## Short exercise
Wherever "salvo" appears in a line, list that line.

## Provided records
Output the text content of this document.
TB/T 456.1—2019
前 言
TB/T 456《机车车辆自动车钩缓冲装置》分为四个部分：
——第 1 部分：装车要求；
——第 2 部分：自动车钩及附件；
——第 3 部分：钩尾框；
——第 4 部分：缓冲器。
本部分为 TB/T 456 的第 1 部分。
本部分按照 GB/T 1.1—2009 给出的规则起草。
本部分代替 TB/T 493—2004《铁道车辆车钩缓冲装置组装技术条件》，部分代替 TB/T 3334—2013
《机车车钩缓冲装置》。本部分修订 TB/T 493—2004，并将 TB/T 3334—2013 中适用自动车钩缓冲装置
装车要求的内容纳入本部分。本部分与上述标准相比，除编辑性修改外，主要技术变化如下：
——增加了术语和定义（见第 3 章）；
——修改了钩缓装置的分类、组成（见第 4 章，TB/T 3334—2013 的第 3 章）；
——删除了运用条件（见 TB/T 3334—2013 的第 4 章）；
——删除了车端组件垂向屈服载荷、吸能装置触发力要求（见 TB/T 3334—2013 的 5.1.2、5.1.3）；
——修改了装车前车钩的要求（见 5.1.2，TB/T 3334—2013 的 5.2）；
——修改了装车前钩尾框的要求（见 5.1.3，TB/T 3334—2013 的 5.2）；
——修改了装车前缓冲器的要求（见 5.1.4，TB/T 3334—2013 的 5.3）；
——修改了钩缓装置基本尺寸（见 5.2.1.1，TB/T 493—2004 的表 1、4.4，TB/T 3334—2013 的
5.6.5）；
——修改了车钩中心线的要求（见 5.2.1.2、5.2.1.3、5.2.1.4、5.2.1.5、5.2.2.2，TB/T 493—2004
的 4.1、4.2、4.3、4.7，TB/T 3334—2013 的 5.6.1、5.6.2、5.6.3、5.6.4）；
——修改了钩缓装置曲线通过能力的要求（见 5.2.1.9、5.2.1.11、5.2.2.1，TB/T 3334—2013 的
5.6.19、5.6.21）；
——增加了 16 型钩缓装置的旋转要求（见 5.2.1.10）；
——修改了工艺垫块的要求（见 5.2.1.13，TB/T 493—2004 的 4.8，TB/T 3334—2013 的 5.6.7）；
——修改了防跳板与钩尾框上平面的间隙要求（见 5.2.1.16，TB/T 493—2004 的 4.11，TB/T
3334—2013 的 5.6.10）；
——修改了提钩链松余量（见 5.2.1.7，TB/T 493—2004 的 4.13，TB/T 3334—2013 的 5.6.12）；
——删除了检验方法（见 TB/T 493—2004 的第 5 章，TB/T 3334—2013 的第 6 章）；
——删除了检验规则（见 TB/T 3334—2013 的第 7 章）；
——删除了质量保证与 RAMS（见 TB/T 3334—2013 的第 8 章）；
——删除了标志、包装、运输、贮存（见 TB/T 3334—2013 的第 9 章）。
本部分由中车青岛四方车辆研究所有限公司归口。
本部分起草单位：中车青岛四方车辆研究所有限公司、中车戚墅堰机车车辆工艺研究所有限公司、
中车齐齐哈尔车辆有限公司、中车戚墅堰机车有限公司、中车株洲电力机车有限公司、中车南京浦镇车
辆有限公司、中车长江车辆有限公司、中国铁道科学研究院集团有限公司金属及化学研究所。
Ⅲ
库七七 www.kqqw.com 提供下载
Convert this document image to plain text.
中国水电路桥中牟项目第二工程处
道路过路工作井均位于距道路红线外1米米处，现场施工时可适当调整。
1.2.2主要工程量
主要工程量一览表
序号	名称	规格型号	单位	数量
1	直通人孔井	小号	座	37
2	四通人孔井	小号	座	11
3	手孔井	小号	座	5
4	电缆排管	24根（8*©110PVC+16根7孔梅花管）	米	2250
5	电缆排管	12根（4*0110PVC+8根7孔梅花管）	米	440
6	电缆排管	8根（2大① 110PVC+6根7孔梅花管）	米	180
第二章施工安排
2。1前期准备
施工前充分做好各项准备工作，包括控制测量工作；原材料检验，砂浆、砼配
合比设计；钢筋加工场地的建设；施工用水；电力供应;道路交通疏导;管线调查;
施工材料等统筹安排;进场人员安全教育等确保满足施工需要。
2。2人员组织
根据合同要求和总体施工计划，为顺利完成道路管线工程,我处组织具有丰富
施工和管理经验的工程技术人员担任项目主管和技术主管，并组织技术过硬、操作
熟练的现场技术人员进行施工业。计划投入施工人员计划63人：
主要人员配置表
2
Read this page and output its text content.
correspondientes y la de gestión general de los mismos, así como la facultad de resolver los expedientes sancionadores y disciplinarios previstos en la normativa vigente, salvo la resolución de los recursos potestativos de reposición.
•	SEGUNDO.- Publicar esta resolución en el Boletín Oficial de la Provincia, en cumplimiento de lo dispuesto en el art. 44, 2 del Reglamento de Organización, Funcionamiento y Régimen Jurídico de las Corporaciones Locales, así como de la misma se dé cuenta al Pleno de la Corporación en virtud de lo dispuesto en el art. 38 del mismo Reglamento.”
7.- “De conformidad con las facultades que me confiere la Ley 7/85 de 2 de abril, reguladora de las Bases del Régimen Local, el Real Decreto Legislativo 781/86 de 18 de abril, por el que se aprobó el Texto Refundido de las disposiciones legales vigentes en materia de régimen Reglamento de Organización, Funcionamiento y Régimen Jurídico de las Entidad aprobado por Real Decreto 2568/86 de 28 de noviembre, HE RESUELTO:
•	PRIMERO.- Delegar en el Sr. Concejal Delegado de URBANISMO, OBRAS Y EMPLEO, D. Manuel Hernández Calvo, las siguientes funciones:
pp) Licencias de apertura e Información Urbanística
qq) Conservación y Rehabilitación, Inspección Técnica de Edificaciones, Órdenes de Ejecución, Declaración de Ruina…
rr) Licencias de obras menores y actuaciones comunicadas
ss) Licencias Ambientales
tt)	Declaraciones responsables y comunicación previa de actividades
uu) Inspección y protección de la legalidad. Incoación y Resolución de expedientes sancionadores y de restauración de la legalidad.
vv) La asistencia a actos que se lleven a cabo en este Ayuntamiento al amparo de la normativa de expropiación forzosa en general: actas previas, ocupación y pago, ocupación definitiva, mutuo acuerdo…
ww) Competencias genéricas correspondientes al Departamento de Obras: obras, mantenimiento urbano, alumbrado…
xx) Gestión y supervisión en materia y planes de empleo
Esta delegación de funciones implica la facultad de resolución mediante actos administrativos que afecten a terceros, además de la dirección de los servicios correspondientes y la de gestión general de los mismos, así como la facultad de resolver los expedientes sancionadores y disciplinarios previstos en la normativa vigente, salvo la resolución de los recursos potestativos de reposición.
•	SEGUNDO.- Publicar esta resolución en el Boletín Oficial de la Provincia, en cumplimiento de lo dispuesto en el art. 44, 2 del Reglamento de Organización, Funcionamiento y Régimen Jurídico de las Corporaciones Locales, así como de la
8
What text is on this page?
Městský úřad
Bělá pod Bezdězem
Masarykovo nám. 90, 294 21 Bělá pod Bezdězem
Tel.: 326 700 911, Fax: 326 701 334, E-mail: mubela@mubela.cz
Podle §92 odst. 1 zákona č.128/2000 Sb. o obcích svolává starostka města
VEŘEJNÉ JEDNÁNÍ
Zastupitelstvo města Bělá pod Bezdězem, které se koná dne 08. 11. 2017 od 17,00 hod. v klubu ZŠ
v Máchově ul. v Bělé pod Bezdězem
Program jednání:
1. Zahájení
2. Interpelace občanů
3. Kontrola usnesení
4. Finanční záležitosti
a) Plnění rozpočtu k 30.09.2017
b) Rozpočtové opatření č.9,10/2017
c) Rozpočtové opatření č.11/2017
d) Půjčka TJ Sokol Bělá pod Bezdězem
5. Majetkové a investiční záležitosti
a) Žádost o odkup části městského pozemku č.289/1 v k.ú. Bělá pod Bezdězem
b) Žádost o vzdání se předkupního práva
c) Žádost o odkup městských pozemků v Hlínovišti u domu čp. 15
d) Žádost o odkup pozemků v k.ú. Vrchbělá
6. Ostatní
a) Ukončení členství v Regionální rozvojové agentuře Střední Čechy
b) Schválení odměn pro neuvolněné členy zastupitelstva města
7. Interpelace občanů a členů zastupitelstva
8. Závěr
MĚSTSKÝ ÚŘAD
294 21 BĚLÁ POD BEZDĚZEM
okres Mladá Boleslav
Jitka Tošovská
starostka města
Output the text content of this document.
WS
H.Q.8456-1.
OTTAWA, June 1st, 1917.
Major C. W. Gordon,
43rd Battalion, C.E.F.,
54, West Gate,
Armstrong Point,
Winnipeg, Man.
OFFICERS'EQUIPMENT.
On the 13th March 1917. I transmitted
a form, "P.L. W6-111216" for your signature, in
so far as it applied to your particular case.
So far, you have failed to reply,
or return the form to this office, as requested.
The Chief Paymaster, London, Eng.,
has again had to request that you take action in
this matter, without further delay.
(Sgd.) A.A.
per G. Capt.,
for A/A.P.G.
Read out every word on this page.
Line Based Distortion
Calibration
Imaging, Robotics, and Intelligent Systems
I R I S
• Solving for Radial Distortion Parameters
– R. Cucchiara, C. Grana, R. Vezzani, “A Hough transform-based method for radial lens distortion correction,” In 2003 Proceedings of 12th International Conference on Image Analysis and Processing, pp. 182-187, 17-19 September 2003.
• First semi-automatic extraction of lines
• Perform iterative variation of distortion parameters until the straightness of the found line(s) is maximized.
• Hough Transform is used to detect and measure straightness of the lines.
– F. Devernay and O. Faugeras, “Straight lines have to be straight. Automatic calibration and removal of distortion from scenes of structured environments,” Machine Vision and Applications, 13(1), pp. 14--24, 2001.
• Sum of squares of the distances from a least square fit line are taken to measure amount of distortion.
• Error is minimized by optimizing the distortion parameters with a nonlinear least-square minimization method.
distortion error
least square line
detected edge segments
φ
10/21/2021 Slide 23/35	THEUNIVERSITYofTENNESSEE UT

## Response
correspondientes y la de gestión general de los mismos, así como la facultad de resolver los expedientes sancionadores y disciplinarios previstos en la normativa vigente, salvo la resolución de los recursos potestativos de reposición.
Esta delegación de funciones implica la facultad de resolución mediante actos administrativos que afecten a terceros, además de la dirección de los servicios correspondientes y la de gestión general de los mismos, así como la facultad de resolver los expedientes sancionadores y disciplinarios previstos en la normativa vigente, salvo la resolución de los recursos potestativos de reposición.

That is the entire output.